━━━ Material for this task ━━━

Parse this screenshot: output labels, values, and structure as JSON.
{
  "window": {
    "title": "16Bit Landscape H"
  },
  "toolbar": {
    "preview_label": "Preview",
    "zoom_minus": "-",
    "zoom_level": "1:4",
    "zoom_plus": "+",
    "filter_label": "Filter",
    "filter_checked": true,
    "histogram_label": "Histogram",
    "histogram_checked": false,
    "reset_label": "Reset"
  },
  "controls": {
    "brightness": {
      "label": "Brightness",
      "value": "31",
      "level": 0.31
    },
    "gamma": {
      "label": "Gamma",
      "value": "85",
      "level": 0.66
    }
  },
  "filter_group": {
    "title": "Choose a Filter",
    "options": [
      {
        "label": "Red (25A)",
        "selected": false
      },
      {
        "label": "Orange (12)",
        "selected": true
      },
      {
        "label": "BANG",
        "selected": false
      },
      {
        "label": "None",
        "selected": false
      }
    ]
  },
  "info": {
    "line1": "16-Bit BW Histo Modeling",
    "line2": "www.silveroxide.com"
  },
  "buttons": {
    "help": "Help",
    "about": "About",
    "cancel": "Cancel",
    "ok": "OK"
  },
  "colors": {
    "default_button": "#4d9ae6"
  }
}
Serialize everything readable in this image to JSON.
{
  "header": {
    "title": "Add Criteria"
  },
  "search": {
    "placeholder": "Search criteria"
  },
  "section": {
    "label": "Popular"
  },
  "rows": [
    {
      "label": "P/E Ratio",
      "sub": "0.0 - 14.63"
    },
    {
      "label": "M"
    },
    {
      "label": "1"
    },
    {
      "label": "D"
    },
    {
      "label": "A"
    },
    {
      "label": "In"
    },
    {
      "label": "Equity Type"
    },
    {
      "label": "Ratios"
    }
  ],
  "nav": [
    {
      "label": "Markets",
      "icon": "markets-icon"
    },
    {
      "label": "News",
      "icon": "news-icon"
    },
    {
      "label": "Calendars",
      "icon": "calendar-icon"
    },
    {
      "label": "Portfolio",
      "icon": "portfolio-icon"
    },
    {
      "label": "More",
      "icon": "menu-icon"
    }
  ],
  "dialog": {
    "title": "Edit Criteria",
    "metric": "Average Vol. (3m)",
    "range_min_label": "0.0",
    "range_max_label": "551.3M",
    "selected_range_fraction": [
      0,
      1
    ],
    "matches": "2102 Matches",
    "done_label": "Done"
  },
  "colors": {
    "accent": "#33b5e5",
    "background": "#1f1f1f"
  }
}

━━━

(What this task involves)
Output all of the material exactly as written.

(Exercise output)
Parse this screenshot: output labels, values, and structure as JSON.
{
  "window": {
    "title": "16Bit Landscape H"
  },
  "toolbar": {
    "preview_label": "Preview",
    "zoom_minus": "-",
    "zoom_level": "1:4",
    "zoom_plus": "+",
    "filter_label": "Filter",
    "filter_checked": true,
    "histogram_label": "Histogram",
    "histogram_checked": false,
    "reset_label": "Reset"
  },
  "controls": {
    "brightness": {
      "label": "Brightness",
      "value": "31",
      "level": 0.31
    },
    "gamma": {
      "label": "Gamma",
      "value": "85",
      "level": 0.66
    }
  },
  "filter_group": {
    "title": "Choose a Filter",
    "options": [
      {
        "label": "Red (25A)",
        "selected": false
      },
      {
        "label": "Orange (12)",
        "selected": true
      },
      {
        "label": "BANG",
        "selected": false
      },
      {
        "label": "None",
        "selected": false
      }
    ]
  },
  "info": {
    "line1": "16-Bit BW Histo Modeling",
    "line2": "www.silveroxide.com"
  },
  "buttons": {
    "help": "Help",
    "about": "About",
    "cancel": "Cancel",
    "ok": "OK"
  },
  "colors": {
    "default_button": "#4d9ae6"
  }
}
Serialize everything readable in this image to JSON.
{
  "header": {
    "title": "Add Criteria"
  },
  "search": {
    "placeholder": "Search criteria"
  },
  "section": {
    "label": "Popular"
  },
  "rows": [
    {
      "label": "P/E Ratio",
      "sub": "0.0 - 14.63"
    },
    {
      "label": "M"
    },
    {
      "label": "1"
    },
    {
      "label": "D"
    },
    {
      "label": "A"
    },
    {
      "label": "In"
    },
    {
      "label": "Equity Type"
    },
    {
      "label": "Ratios"
    }
  ],
  "nav": [
    {
      "label": "Markets",
      "icon": "markets-icon"
    },
    {
      "label": "News",
      "icon": "news-icon"
    },
    {
      "label": "Calendars",
      "icon": "calendar-icon"
    },
    {
      "label": "Portfolio",
      "icon": "portfolio-icon"
    },
    {
      "label": "More",
      "icon": "menu-icon"
    }
  ],
  "dialog": {
    "title": "Edit Criteria",
    "metric": "Average Vol. (3m)",
    "range_min_label": "0.0",
    "range_max_label": "551.3M",
    "selected_range_fraction": [
      0,
      1
    ],
    "matches": "2102 Matches",
    "done_label": "Done"
  },
  "colors": {
    "accent": "#33b5e5",
    "background": "#1f1f1f"
  }
}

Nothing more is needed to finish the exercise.